— begin Extracted data —

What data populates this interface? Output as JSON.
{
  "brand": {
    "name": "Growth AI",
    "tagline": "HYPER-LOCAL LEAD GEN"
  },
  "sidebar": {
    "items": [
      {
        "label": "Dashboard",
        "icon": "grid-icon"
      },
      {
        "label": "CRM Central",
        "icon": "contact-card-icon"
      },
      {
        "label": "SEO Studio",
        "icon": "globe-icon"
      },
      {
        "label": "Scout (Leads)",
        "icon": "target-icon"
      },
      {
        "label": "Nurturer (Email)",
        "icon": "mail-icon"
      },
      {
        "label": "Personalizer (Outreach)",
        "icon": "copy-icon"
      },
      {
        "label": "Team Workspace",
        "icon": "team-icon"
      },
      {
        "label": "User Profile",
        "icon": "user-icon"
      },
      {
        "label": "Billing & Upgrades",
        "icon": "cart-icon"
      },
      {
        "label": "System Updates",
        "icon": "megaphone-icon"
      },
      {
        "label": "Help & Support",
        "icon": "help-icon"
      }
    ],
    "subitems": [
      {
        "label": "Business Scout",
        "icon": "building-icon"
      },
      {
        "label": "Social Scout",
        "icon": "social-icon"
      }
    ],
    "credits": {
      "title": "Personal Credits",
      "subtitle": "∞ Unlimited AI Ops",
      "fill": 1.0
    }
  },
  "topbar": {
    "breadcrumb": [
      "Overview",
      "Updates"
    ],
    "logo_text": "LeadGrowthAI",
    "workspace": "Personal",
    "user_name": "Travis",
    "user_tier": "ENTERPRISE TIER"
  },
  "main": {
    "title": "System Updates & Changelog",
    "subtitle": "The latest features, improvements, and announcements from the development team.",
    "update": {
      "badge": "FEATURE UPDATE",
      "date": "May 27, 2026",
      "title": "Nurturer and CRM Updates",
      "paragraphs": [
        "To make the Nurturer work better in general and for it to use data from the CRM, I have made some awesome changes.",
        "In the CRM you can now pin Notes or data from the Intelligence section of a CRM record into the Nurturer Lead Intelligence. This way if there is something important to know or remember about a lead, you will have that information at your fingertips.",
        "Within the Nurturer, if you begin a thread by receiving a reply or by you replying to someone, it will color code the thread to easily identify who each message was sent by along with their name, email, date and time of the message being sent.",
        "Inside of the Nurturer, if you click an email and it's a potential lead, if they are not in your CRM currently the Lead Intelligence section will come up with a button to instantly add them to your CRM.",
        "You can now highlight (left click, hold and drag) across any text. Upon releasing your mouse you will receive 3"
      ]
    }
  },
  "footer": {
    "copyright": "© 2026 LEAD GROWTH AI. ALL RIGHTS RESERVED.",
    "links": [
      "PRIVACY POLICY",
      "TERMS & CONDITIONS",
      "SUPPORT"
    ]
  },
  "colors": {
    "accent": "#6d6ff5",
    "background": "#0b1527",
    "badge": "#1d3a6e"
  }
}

— end Extracted data —

Out of the preceding entries, pull every line containing the string "subtitle".

→ **Response**:
      "subtitle": "∞ Unlimited AI Ops",
    "subtitle": "The latest features, improvements, and announcements from the development team.",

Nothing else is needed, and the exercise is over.